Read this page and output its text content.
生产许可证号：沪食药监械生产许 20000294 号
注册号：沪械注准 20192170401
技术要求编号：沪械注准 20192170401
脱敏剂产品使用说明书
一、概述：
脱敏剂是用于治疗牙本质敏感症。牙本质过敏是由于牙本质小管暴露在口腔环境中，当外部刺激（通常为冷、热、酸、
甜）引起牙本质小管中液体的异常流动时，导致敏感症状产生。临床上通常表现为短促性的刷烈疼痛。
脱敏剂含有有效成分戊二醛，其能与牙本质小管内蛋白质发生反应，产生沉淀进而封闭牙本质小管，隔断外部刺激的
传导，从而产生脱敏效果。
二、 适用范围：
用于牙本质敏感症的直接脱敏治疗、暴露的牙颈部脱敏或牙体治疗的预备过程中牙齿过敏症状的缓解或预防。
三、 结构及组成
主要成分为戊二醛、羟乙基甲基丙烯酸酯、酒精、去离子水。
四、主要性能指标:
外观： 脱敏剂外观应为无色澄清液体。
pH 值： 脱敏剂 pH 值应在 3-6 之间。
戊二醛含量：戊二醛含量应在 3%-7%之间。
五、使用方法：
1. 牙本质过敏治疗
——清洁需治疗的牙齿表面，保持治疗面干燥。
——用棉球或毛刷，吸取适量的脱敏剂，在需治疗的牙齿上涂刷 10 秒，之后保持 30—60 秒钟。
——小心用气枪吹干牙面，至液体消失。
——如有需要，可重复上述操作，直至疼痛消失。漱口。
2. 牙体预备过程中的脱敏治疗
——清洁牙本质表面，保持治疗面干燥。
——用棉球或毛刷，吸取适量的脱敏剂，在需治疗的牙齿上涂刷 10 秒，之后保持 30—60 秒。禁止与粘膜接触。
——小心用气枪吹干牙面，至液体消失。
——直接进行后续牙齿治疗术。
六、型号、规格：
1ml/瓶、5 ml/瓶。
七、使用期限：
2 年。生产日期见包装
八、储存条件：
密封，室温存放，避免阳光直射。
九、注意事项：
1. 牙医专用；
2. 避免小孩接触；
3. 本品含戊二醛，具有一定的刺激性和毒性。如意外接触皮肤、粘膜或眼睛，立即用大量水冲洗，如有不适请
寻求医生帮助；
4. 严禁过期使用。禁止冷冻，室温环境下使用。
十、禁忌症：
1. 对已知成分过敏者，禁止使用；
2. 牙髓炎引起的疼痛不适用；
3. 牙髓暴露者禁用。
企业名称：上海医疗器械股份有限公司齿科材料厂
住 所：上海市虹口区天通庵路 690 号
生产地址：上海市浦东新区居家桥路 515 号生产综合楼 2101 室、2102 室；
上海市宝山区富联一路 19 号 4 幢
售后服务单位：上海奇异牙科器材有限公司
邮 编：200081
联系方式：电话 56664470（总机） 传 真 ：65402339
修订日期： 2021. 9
# # # # #
▶ [Aim] Your task is to repeat the data exactly, with nothing left out.

▶ [Exercise response]
Read this page and output its text content.
生产许可证号：沪食药监械生产许 20000294 号
注册号：沪械注准 20192170401
技术要求编号：沪械注准 20192170401
脱敏剂产品使用说明书
一、概述：
脱敏剂是用于治疗牙本质敏感症。牙本质过敏是由于牙本质小管暴露在口腔环境中，当外部刺激（通常为冷、热、酸、
甜）引起牙本质小管中液体的异常流动时，导致敏感症状产生。临床上通常表现为短促性的刷烈疼痛。
脱敏剂含有有效成分戊二醛，其能与牙本质小管内蛋白质发生反应，产生沉淀进而封闭牙本质小管，隔断外部刺激的
传导，从而产生脱敏效果。
二、 适用范围：
用于牙本质敏感症的直接脱敏治疗、暴露的牙颈部脱敏或牙体治疗的预备过程中牙齿过敏症状的缓解或预防。
三、 结构及组成
主要成分为戊二醛、羟乙基甲基丙烯酸酯、酒精、去离子水。
四、主要性能指标:
外观： 脱敏剂外观应为无色澄清液体。
pH 值： 脱敏剂 pH 值应在 3-6 之间。
戊二醛含量：戊二醛含量应在 3%-7%之间。
五、使用方法：
1. 牙本质过敏治疗
——清洁需治疗的牙齿表面，保持治疗面干燥。
——用棉球或毛刷，吸取适量的脱敏剂，在需治疗的牙齿上涂刷 10 秒，之后保持 30—60 秒钟。
——小心用气枪吹干牙面，至液体消失。
——如有需要，可重复上述操作，直至疼痛消失。漱口。
2. 牙体预备过程中的脱敏治疗
——清洁牙本质表面，保持治疗面干燥。
——用棉球或毛刷，吸取适量的脱敏剂，在需治疗的牙齿上涂刷 10 秒，之后保持 30—60 秒。禁止与粘膜接触。
——小心用气枪吹干牙面，至液体消失。
——直接进行后续牙齿治疗术。
六、型号、规格：
1ml/瓶、5 ml/瓶。
七、使用期限：
2 年。生产日期见包装
八、储存条件：
密封，室温存放，避免阳光直射。
九、注意事项：
1. 牙医专用；
2. 避免小孩接触；
3. 本品含戊二醛，具有一定的刺激性和毒性。如意外接触皮肤、粘膜或眼睛，立即用大量水冲洗，如有不适请
寻求医生帮助；
4. 严禁过期使用。禁止冷冻，室温环境下使用。
十、禁忌症：
1. 对已知成分过敏者，禁止使用；
2. 牙髓炎引起的疼痛不适用；
3. 牙髓暴露者禁用。
企业名称：上海医疗器械股份有限公司齿科材料厂
住 所：上海市虹口区天通庵路 690 号
生产地址：上海市浦东新区居家桥路 515 号生产综合楼 2101 室、2102 室；
上海市宝山区富联一路 19 号 4 幢
售后服务单位：上海奇异牙科器材有限公司
邮 编：200081
联系方式：电话 56664470（总机） 传 真 ：65402339
修订日期： 2021. 9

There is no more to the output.